(Dataset excerpts)
○ ○ ○ ○ ○

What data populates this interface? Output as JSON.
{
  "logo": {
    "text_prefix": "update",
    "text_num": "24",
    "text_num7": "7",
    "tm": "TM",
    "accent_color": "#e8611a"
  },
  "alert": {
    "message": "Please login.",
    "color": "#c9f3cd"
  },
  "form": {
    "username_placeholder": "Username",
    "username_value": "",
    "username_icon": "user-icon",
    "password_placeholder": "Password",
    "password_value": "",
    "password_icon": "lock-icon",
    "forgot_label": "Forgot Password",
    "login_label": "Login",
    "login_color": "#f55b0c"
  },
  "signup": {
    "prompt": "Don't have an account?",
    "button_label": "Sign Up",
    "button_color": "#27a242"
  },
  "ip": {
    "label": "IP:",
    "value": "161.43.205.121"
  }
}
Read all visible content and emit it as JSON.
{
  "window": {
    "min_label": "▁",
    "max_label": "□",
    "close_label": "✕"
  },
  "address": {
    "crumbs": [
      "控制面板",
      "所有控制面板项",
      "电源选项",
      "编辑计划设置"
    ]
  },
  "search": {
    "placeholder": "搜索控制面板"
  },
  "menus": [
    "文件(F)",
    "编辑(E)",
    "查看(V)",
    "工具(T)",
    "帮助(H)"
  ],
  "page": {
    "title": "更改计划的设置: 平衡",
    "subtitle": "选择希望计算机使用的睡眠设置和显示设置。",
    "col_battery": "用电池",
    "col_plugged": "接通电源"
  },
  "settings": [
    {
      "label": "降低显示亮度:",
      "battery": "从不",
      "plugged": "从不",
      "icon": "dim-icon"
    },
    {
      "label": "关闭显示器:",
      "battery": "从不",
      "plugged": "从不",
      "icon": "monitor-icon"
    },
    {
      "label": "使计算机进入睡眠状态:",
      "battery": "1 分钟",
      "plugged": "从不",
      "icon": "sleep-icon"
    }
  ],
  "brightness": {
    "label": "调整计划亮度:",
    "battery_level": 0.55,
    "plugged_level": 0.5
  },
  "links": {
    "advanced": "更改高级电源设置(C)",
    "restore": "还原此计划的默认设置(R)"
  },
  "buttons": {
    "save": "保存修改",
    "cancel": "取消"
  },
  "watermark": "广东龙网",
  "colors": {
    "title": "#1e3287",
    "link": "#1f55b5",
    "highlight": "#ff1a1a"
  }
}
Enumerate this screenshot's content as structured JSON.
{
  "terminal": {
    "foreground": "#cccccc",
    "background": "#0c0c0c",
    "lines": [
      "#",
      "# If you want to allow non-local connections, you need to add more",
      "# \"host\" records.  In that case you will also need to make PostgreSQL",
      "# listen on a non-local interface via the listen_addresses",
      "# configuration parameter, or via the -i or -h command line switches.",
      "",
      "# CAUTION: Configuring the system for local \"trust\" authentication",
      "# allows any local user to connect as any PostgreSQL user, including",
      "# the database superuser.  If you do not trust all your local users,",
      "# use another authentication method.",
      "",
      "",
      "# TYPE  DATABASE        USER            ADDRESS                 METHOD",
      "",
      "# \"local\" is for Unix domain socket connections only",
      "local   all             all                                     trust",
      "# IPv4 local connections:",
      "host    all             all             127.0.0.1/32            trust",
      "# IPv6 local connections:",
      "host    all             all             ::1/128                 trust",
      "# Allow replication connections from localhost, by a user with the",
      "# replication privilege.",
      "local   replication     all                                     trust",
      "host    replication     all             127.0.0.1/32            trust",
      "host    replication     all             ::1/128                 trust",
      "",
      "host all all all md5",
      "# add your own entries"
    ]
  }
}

○ ○ ○ ○ ○

**Direction**
Output the whole listing above again, word for word.

**Final result**
What data populates this interface? Output as JSON.
{
  "logo": {
    "text_prefix": "update",
    "text_num": "24",
    "text_num7": "7",
    "tm": "TM",
    "accent_color": "#e8611a"
  },
  "alert": {
    "message": "Please login.",
    "color": "#c9f3cd"
  },
  "form": {
    "username_placeholder": "Username",
    "username_value": "",
    "username_icon": "user-icon",
    "password_placeholder": "Password",
    "password_value": "",
    "password_icon": "lock-icon",
    "forgot_label": "Forgot Password",
    "login_label": "Login",
    "login_color": "#f55b0c"
  },
  "signup": {
    "prompt": "Don't have an account?",
    "button_label": "Sign Up",
    "button_color": "#27a242"
  },
  "ip": {
    "label": "IP:",
    "value": "161.43.205.121"
  }
}
Read all visible content and emit it as JSON.
{
  "window": {
    "min_label": "▁",
    "max_label": "□",
    "close_label": "✕"
  },
  "address": {
    "crumbs": [
      "控制面板",
      "所有控制面板项",
      "电源选项",
      "编辑计划设置"
    ]
  },
  "search": {
    "placeholder": "搜索控制面板"
  },
  "menus": [
    "文件(F)",
    "编辑(E)",
    "查看(V)",
    "工具(T)",
    "帮助(H)"
  ],
  "page": {
    "title": "更改计划的设置: 平衡",
    "subtitle": "选择希望计算机使用的睡眠设置和显示设置。",
    "col_battery": "用电池",
    "col_plugged": "接通电源"
  },
  "settings": [
    {
      "label": "降低显示亮度:",
      "battery": "从不",
      "plugged": "从不",
      "icon": "dim-icon"
    },
    {
      "label": "关闭显示器:",
      "battery": "从不",
      "plugged": "从不",
      "icon": "monitor-icon"
    },
    {
      "label": "使计算机进入睡眠状态:",
      "battery": "1 分钟",
      "plugged": "从不",
      "icon": "sleep-icon"
    }
  ],
  "brightness": {
    "label": "调整计划亮度:",
    "battery_level": 0.55,
    "plugged_level": 0.5
  },
  "links": {
    "advanced": "更改高级电源设置(C)",
    "restore": "还原此计划的默认设置(R)"
  },
  "buttons": {
    "save": "保存修改",
    "cancel": "取消"
  },
  "watermark": "广东龙网",
  "colors": {
    "title": "#1e3287",
    "link": "#1f55b5",
    "highlight": "#ff1a1a"
  }
}
Enumerate this screenshot's content as structured JSON.
{
  "terminal": {
    "foreground": "#cccccc",
    "background": "#0c0c0c",
    "lines": [
      "#",
      "# If you want to allow non-local connections, you need to add more",
      "# \"host\" records.  In that case you will also need to make PostgreSQL",
      "# listen on a non-local interface via the listen_addresses",
      "# configuration parameter, or via the -i or -h command line switches.",
      "",
      "# CAUTION: Configuring the system for local \"trust\" authentication",
      "# allows any local user to connect as any PostgreSQL user, including",
      "# the database superuser.  If you do not trust all your local users,",
      "# use another authentication method.",
      "",
      "",
      "# TYPE  DATABASE        USER            ADDRESS                 METHOD",
      "",
      "# \"local\" is for Unix domain socket connections only",
      "local   all             all                                     trust",
      "# IPv4 local connections:",
      "host    all             all             127.0.0.1/32            trust",
      "# IPv6 local connections:",
      "host    all             all             ::1/128                 trust",
      "# Allow replication connections from localhost, by a user with the",
      "# replication privilege.",
      "local   replication     all                                     trust",
      "host    replication     all             127.0.0.1/32            trust",
      "host    replication     all             ::1/128                 trust",
      "",
      "host all all all md5",
      "# add your own entries"
    ]
  }
}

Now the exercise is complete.